(WHAT YOU SHOULD DO):
Each entry below should be written out exactly as it is, with no pictures.

(RECORDS SUPPLIED):

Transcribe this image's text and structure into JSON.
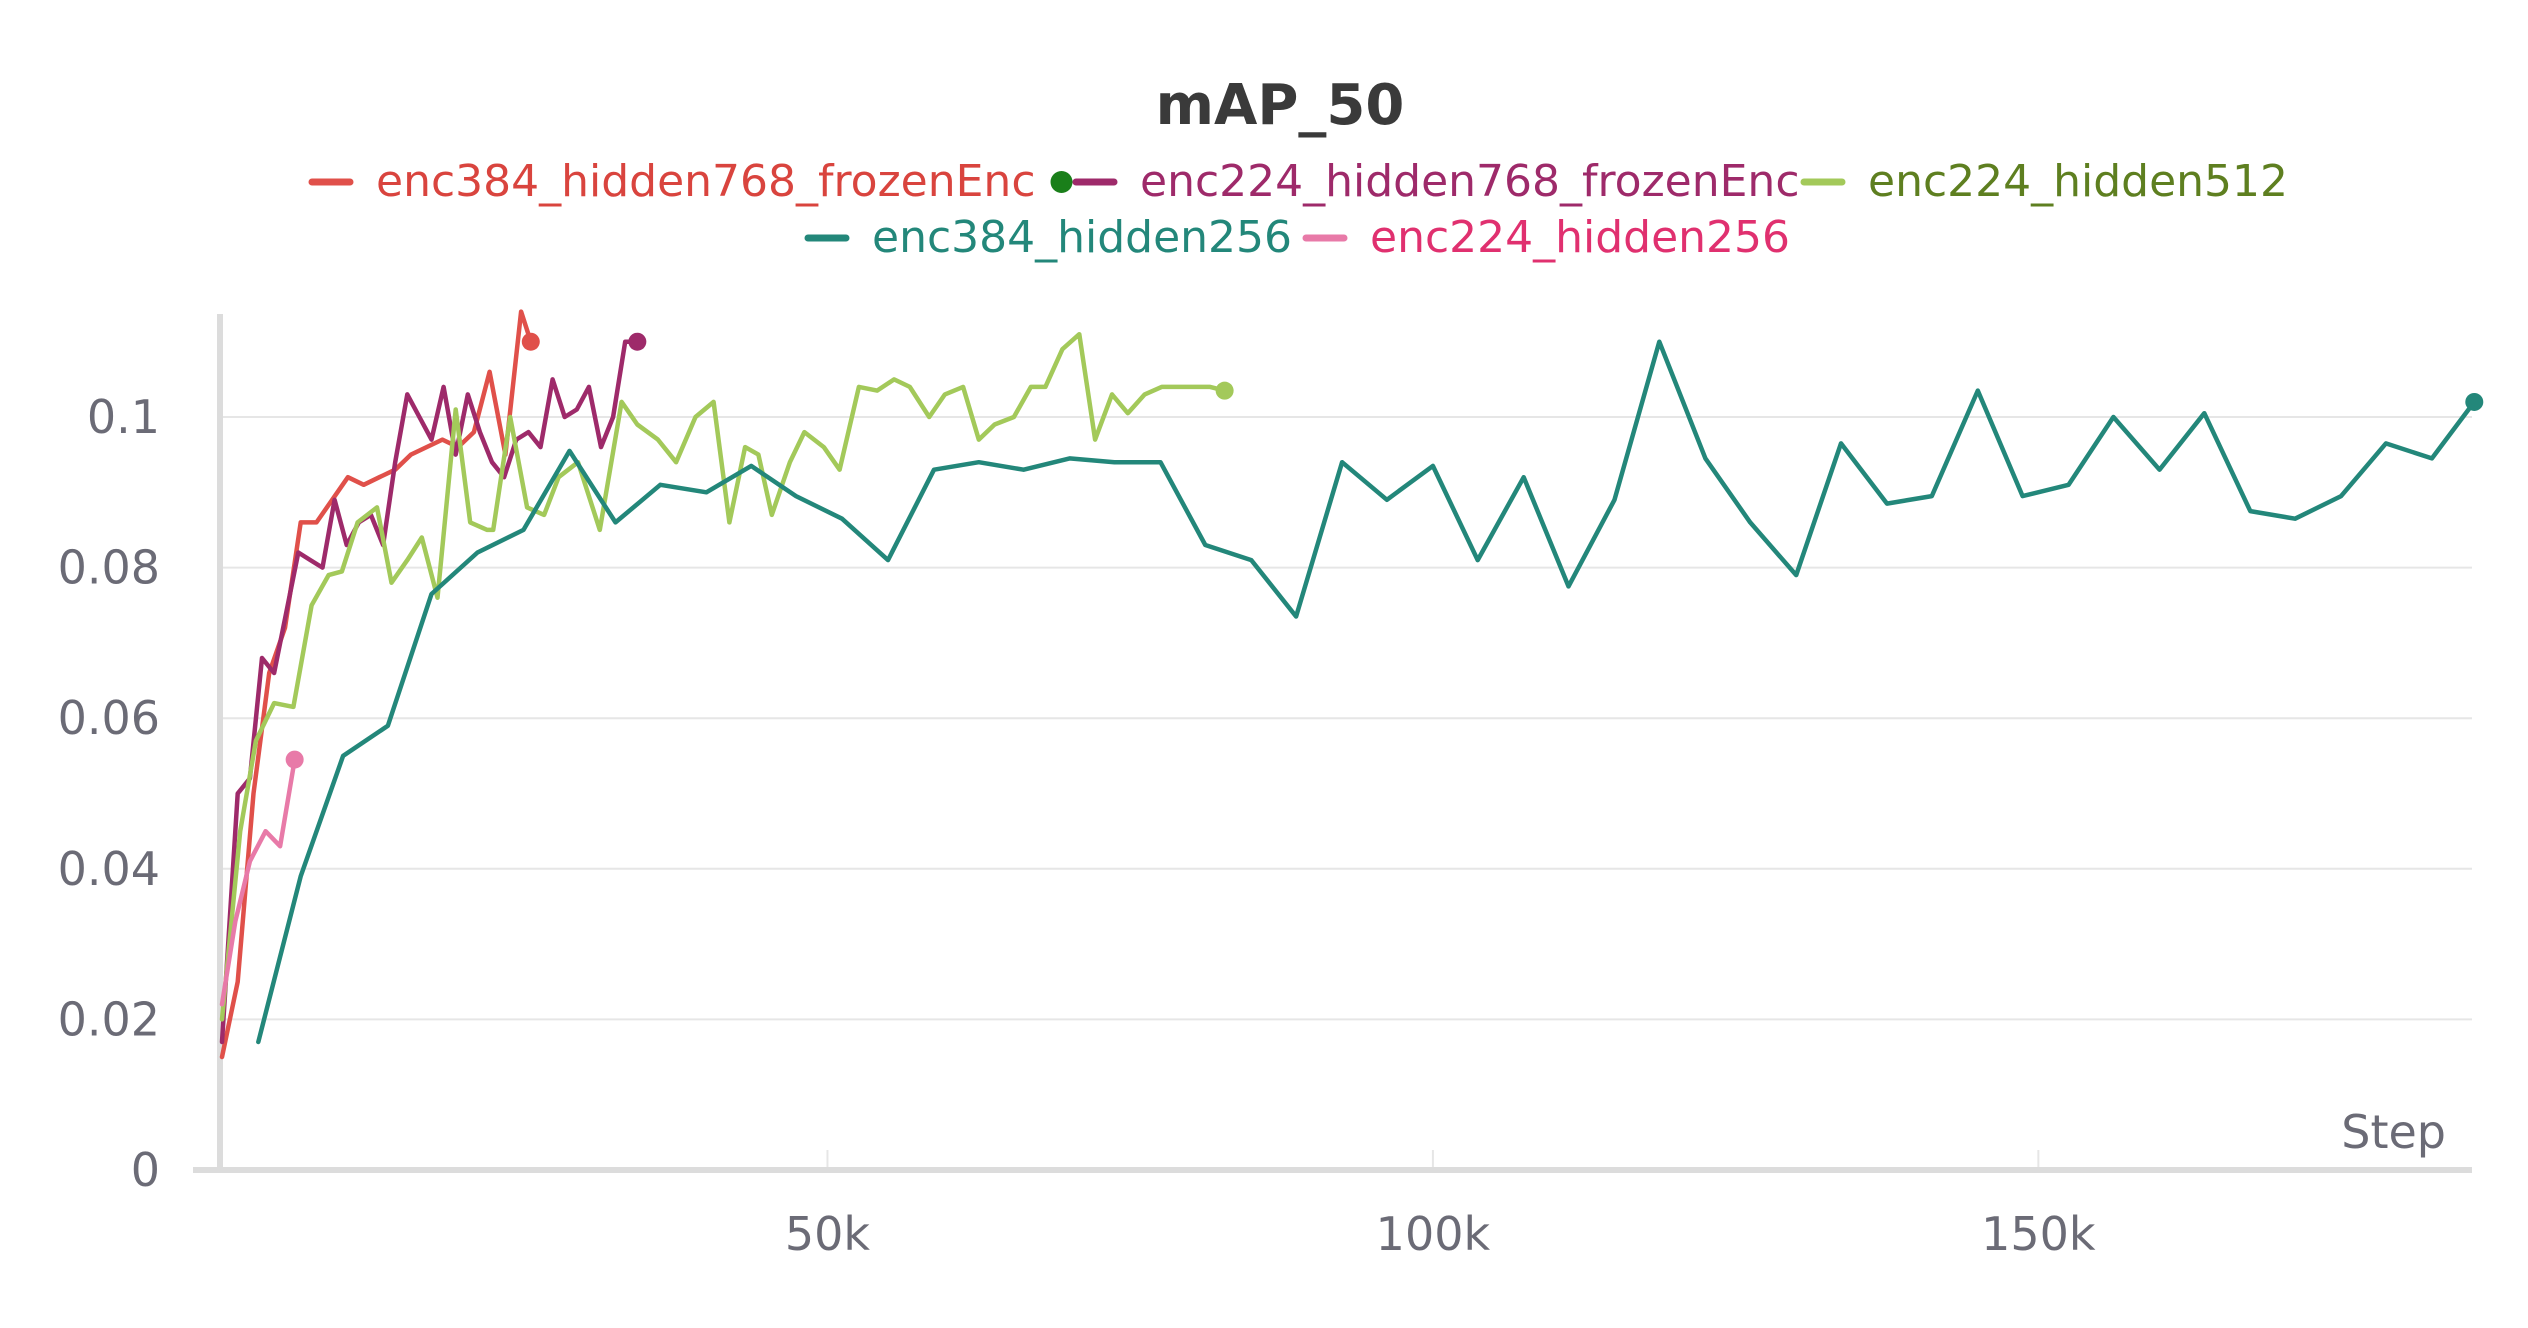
{
  "chart_data": {
    "type": "line",
    "title": "mAP_50",
    "xlabel": "Step",
    "ylabel": "",
    "xlim": [
      0,
      186000
    ],
    "ylim": [
      0,
      0.112
    ],
    "xticks": [
      50000,
      100000,
      150000
    ],
    "xtick_labels": [
      "50k",
      "100k",
      "150k"
    ],
    "yticks": [
      0,
      0.02,
      0.04,
      0.06,
      0.08,
      0.1
    ],
    "ytick_labels": [
      "0",
      "0.02",
      "0.04",
      "0.06",
      "0.08",
      "0.1"
    ],
    "grid": true,
    "legend_position": "top-center",
    "series": [
      {
        "name": "enc384_hidden768_frozenEnc",
        "color": "#e0504a",
        "text_color": "#d9443e",
        "marker_color": "#1a7f1a",
        "x": [
          0,
          1300,
          2600,
          3900,
          5200,
          6500,
          7800,
          9100,
          10400,
          11700,
          13000,
          14300,
          15600,
          16900,
          18200,
          19500,
          20800,
          22100,
          23400,
          24700,
          25500
        ],
        "y": [
          0.015,
          0.025,
          0.05,
          0.066,
          0.072,
          0.086,
          0.086,
          0.089,
          0.092,
          0.091,
          0.092,
          0.093,
          0.095,
          0.096,
          0.097,
          0.096,
          0.098,
          0.106,
          0.095,
          0.114,
          0.11
        ]
      },
      {
        "name": "enc224_hidden768_frozenEnc",
        "color": "#9e2a6a",
        "text_color": "#9e2a6a",
        "x": [
          0,
          1300,
          2300,
          3300,
          4300,
          5300,
          6300,
          7300,
          8300,
          9300,
          10300,
          11300,
          12300,
          13300,
          14300,
          15300,
          16300,
          17300,
          18300,
          19300,
          20300,
          21300,
          22300,
          23300,
          24300,
          25300,
          26300,
          27300,
          28300,
          29300,
          30300,
          31300,
          32300,
          33300,
          34300
        ],
        "y": [
          0.017,
          0.05,
          0.052,
          0.068,
          0.066,
          0.074,
          0.082,
          0.081,
          0.08,
          0.089,
          0.083,
          0.086,
          0.087,
          0.083,
          0.094,
          0.103,
          0.1,
          0.097,
          0.104,
          0.095,
          0.103,
          0.098,
          0.094,
          0.092,
          0.097,
          0.098,
          0.096,
          0.105,
          0.1,
          0.101,
          0.104,
          0.096,
          0.1,
          0.11,
          0.11
        ]
      },
      {
        "name": "enc224_hidden512",
        "color": "#a3c95a",
        "text_color": "#5e7f20",
        "x": [
          0,
          1500,
          2800,
          4300,
          5900,
          7400,
          8800,
          9900,
          11200,
          12800,
          14000,
          15300,
          16500,
          17800,
          19300,
          20500,
          21900,
          22400,
          23800,
          25200,
          26600,
          27800,
          29400,
          31200,
          33000,
          34300,
          36000,
          37500,
          39100,
          40600,
          41900,
          43200,
          44300,
          45400,
          46900,
          48100,
          49700,
          51000,
          52600,
          54100,
          55500,
          56800,
          58400,
          59700,
          61200,
          62500,
          63800,
          65400,
          66800,
          68000,
          69400,
          70800,
          72100,
          73500,
          74800,
          76200,
          77600,
          78900,
          80300,
          81600,
          82800
        ],
        "y": [
          0.02,
          0.045,
          0.057,
          0.062,
          0.0615,
          0.075,
          0.079,
          0.0795,
          0.086,
          0.088,
          0.078,
          0.081,
          0.084,
          0.076,
          0.101,
          0.086,
          0.085,
          0.085,
          0.1,
          0.088,
          0.087,
          0.092,
          0.094,
          0.085,
          0.102,
          0.099,
          0.097,
          0.094,
          0.1,
          0.102,
          0.086,
          0.096,
          0.095,
          0.087,
          0.094,
          0.098,
          0.096,
          0.093,
          0.104,
          0.1035,
          0.105,
          0.104,
          0.1,
          0.103,
          0.104,
          0.097,
          0.099,
          0.1,
          0.104,
          0.104,
          0.109,
          0.111,
          0.097,
          0.103,
          0.1005,
          0.103,
          0.104,
          0.104,
          0.104,
          0.104,
          0.1035
        ]
      },
      {
        "name": "enc384_hidden256",
        "color": "#23877a",
        "text_color": "#23877a",
        "x": [
          3000,
          6500,
          10000,
          13700,
          17300,
          21100,
          24900,
          28700,
          32500,
          36200,
          40000,
          43700,
          47400,
          51200,
          55000,
          58800,
          62500,
          66200,
          70000,
          73700,
          77500,
          81200,
          85000,
          88700,
          92500,
          96200,
          100000,
          103700,
          107500,
          111200,
          115000,
          118700,
          122500,
          126200,
          130000,
          133700,
          137500,
          141200,
          145000,
          148700,
          152500,
          156200,
          160000,
          163700,
          167500,
          171200,
          175000,
          178700,
          182500,
          186000
        ],
        "y": [
          0.017,
          0.039,
          0.055,
          0.059,
          0.0765,
          0.082,
          0.085,
          0.0955,
          0.086,
          0.091,
          0.09,
          0.0935,
          0.0895,
          0.0865,
          0.081,
          0.093,
          0.094,
          0.093,
          0.0945,
          0.094,
          0.094,
          0.083,
          0.081,
          0.0735,
          0.094,
          0.089,
          0.0935,
          0.081,
          0.092,
          0.0775,
          0.089,
          0.11,
          0.0945,
          0.086,
          0.079,
          0.0965,
          0.0885,
          0.0895,
          0.1035,
          0.0895,
          0.091,
          0.1,
          0.093,
          0.1005,
          0.0875,
          0.0865,
          0.0895,
          0.0965,
          0.0945,
          0.102
        ]
      },
      {
        "name": "enc224_hidden256",
        "color": "#e87aa8",
        "text_color": "#e0306f",
        "x": [
          0,
          1100,
          2300,
          3600,
          4800,
          6000
        ],
        "y": [
          0.022,
          0.033,
          0.041,
          0.045,
          0.043,
          0.0545
        ]
      }
    ]
  }
}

(SOLUTION TO THE PROBLEM):
Transcribe this image's text and structure into JSON.
{
  "chart_data": {
    "type": "line",
    "title": "mAP_50",
    "xlabel": "Step",
    "ylabel": "",
    "xlim": [
      0,
      186000
    ],
    "ylim": [
      0,
      0.112
    ],
    "xticks": [
      50000,
      100000,
      150000
    ],
    "xtick_labels": [
      "50k",
      "100k",
      "150k"
    ],
    "yticks": [
      0,
      0.02,
      0.04,
      0.06,
      0.08,
      0.1
    ],
    "ytick_labels": [
      "0",
      "0.02",
      "0.04",
      "0.06",
      "0.08",
      "0.1"
    ],
    "grid": true,
    "legend_position": "top-center",
    "series": [
      {
        "name": "enc384_hidden768_frozenEnc",
        "color": "#e0504a",
        "text_color": "#d9443e",
        "marker_color": "#1a7f1a",
        "x": [
          0,
          1300,
          2600,
          3900,
          5200,
          6500,
          7800,
          9100,
          10400,
          11700,
          13000,
          14300,
          15600,
          16900,
          18200,
          19500,
          20800,
          22100,
          23400,
          24700,
          25500
        ],
        "y": [
          0.015,
          0.025,
          0.05,
          0.066,
          0.072,
          0.086,
          0.086,
          0.089,
          0.092,
          0.091,
          0.092,
          0.093,
          0.095,
          0.096,
          0.097,
          0.096,
          0.098,
          0.106,
          0.095,
          0.114,
          0.11
        ]
      },
      {
        "name": "enc224_hidden768_frozenEnc",
        "color": "#9e2a6a",
        "text_color": "#9e2a6a",
        "x": [
          0,
          1300,
          2300,
          3300,
          4300,
          5300,
          6300,
          7300,
          8300,
          9300,
          10300,
          11300,
          12300,
          13300,
          14300,
          15300,
          16300,
          17300,
          18300,
          19300,
          20300,
          21300,
          22300,
          23300,
          24300,
          25300,
          26300,
          27300,
          28300,
          29300,
          30300,
          31300,
          32300,
          33300,
          34300
        ],
        "y": [
          0.017,
          0.05,
          0.052,
          0.068,
          0.066,
          0.074,
          0.082,
          0.081,
          0.08,
          0.089,
          0.083,
          0.086,
          0.087,
          0.083,
          0.094,
          0.103,
          0.1,
          0.097,
          0.104,
          0.095,
          0.103,
          0.098,
          0.094,
          0.092,
          0.097,
          0.098,
          0.096,
          0.105,
          0.1,
          0.101,
          0.104,
          0.096,
          0.1,
          0.11,
          0.11
        ]
      },
      {
        "name": "enc224_hidden512",
        "color": "#a3c95a",
        "text_color": "#5e7f20",
        "x": [
          0,
          1500,
          2800,
          4300,
          5900,
          7400,
          8800,
          9900,
          11200,
          12800,
          14000,
          15300,
          16500,
          17800,
          19300,
          20500,
          21900,
          22400,
          23800,
          25200,
          26600,
          27800,
          29400,
          31200,
          33000,
          34300,
          36000,
          37500,
          39100,
          40600,
          41900,
          43200,
          44300,
          45400,
          46900,
          48100,
          49700,
          51000,
          52600,
          54100,
          55500,
          56800,
          58400,
          59700,
          61200,
          62500,
          63800,
          65400,
          66800,
          68000,
          69400,
          70800,
          72100,
          73500,
          74800,
          76200,
          77600,
          78900,
          80300,
          81600,
          82800
        ],
        "y": [
          0.02,
          0.045,
          0.057,
          0.062,
          0.0615,
          0.075,
          0.079,
          0.0795,
          0.086,
          0.088,
          0.078,
          0.081,
          0.084,
          0.076,
          0.101,
          0.086,
          0.085,
          0.085,
          0.1,
          0.088,
          0.087,
          0.092,
          0.094,
          0.085,
          0.102,
          0.099,
          0.097,
          0.094,
          0.1,
          0.102,
          0.086,
          0.096,
          0.095,
          0.087,
          0.094,
          0.098,
          0.096,
          0.093,
          0.104,
          0.1035,
          0.105,
          0.104,
          0.1,
          0.103,
          0.104,
          0.097,
          0.099,
          0.1,
          0.104,
          0.104,
          0.109,
          0.111,
          0.097,
          0.103,
          0.1005,
          0.103,
          0.104,
          0.104,
          0.104,
          0.104,
          0.1035
        ]
      },
      {
        "name": "enc384_hidden256",
        "color": "#23877a",
        "text_color": "#23877a",
        "x": [
          3000,
          6500,
          10000,
          13700,
          17300,
          21100,
          24900,
          28700,
          32500,
          36200,
          40000,
          43700,
          47400,
          51200,
          55000,
          58800,
          62500,
          66200,
          70000,
          73700,
          77500,
          81200,
          85000,
          88700,
          92500,
          96200,
          100000,
          103700,
          107500,
          111200,
          115000,
          118700,
          122500,
          126200,
          130000,
          133700,
          137500,
          141200,
          145000,
          148700,
          152500,
          156200,
          160000,
          163700,
          167500,
          171200,
          175000,
          178700,
          182500,
          186000
        ],
        "y": [
          0.017,
          0.039,
          0.055,
          0.059,
          0.0765,
          0.082,
          0.085,
          0.0955,
          0.086,
          0.091,
          0.09,
          0.0935,
          0.0895,
          0.0865,
          0.081,
          0.093,
          0.094,
          0.093,
          0.0945,
          0.094,
          0.094,
          0.083,
          0.081,
          0.0735,
          0.094,
          0.089,
          0.0935,
          0.081,
          0.092,
          0.0775,
          0.089,
          0.11,
          0.0945,
          0.086,
          0.079,
          0.0965,
          0.0885,
          0.0895,
          0.1035,
          0.0895,
          0.091,
          0.1,
          0.093,
          0.1005,
          0.0875,
          0.0865,
          0.0895,
          0.0965,
          0.0945,
          0.102
        ]
      },
      {
        "name": "enc224_hidden256",
        "color": "#e87aa8",
        "text_color": "#e0306f",
        "x": [
          0,
          1100,
          2300,
          3600,
          4800,
          6000
        ],
        "y": [
          0.022,
          0.033,
          0.041,
          0.045,
          0.043,
          0.0545
        ]
      }
    ]
  }
}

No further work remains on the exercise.